**DIRECTIVE:** Copy out every line that contains the word "تاریخ".
Start EXERCISE INPUTS
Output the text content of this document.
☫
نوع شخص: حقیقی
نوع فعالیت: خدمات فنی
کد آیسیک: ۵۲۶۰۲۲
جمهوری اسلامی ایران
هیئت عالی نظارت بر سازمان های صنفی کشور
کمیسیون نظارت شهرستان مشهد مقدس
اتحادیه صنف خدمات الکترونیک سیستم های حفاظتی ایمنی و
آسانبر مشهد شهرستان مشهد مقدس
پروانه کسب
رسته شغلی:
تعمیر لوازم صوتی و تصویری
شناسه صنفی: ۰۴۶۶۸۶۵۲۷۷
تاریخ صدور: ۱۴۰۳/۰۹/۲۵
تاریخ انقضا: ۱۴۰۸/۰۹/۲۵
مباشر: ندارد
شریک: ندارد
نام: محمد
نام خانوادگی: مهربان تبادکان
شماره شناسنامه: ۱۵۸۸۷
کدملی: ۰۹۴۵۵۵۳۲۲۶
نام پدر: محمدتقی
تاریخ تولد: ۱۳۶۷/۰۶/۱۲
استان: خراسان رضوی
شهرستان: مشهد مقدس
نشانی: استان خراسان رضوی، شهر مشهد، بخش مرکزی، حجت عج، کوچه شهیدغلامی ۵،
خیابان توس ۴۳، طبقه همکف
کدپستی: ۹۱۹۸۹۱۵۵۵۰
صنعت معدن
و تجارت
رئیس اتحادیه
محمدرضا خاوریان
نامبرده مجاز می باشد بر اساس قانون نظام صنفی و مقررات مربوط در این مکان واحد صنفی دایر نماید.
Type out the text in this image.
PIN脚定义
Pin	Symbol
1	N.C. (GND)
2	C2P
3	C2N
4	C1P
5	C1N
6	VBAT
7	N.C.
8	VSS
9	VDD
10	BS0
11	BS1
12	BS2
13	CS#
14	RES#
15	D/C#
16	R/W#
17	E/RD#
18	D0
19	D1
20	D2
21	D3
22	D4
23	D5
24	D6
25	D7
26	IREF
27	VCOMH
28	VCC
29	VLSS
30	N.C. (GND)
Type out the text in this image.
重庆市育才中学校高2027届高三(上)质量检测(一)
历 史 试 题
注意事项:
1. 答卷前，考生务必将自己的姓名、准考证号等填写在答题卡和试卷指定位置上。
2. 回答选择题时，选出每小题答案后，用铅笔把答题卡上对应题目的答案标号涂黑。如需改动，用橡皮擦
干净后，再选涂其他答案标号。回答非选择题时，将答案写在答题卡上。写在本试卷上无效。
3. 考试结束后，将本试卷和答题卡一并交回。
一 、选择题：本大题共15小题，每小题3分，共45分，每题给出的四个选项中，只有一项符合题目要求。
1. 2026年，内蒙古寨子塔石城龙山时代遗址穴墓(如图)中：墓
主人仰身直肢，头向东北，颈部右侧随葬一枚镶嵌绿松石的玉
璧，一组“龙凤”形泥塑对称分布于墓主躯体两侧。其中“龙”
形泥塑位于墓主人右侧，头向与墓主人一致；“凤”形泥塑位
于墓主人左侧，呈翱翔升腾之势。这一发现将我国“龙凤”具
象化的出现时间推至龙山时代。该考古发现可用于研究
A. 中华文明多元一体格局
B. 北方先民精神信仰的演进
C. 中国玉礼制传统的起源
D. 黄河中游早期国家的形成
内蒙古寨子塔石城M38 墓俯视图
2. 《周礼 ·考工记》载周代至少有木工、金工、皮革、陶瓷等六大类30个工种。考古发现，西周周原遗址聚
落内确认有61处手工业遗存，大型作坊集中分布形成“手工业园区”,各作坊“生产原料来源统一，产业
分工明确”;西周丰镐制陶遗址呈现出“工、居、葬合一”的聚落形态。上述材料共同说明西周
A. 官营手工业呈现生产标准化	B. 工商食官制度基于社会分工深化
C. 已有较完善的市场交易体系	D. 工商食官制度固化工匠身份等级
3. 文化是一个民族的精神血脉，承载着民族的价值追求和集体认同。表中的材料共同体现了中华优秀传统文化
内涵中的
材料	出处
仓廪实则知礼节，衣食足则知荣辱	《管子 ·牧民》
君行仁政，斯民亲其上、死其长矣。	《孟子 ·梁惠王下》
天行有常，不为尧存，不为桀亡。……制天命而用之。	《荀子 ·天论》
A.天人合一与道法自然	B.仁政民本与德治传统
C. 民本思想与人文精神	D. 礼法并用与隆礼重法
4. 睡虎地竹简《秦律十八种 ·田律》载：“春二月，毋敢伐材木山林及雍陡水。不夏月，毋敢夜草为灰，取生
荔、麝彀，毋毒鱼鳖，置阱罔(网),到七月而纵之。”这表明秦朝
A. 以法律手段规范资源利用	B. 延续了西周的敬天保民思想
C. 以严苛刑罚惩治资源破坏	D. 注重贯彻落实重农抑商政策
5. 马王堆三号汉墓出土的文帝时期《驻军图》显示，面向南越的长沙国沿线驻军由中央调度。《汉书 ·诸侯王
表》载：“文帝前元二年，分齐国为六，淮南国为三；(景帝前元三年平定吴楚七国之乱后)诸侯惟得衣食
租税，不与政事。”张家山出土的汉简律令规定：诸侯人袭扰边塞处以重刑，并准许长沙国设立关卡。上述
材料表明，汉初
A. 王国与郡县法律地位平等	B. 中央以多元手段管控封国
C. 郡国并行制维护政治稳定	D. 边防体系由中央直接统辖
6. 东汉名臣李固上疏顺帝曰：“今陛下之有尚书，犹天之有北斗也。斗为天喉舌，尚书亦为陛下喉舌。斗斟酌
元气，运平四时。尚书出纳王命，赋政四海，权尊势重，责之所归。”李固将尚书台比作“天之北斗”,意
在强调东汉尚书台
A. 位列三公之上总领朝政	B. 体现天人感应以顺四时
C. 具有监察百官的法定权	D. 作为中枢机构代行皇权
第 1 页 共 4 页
End EXERCISE INPUTS
**FULL RESPONSE:**
تاریخ صدور: ۱۴۰۳/۰۹/۲۵
تاریخ انقضا: ۱۴۰۸/۰۹/۲۵
تاریخ تولد: ۱۳۶۷/۰۶/۱۲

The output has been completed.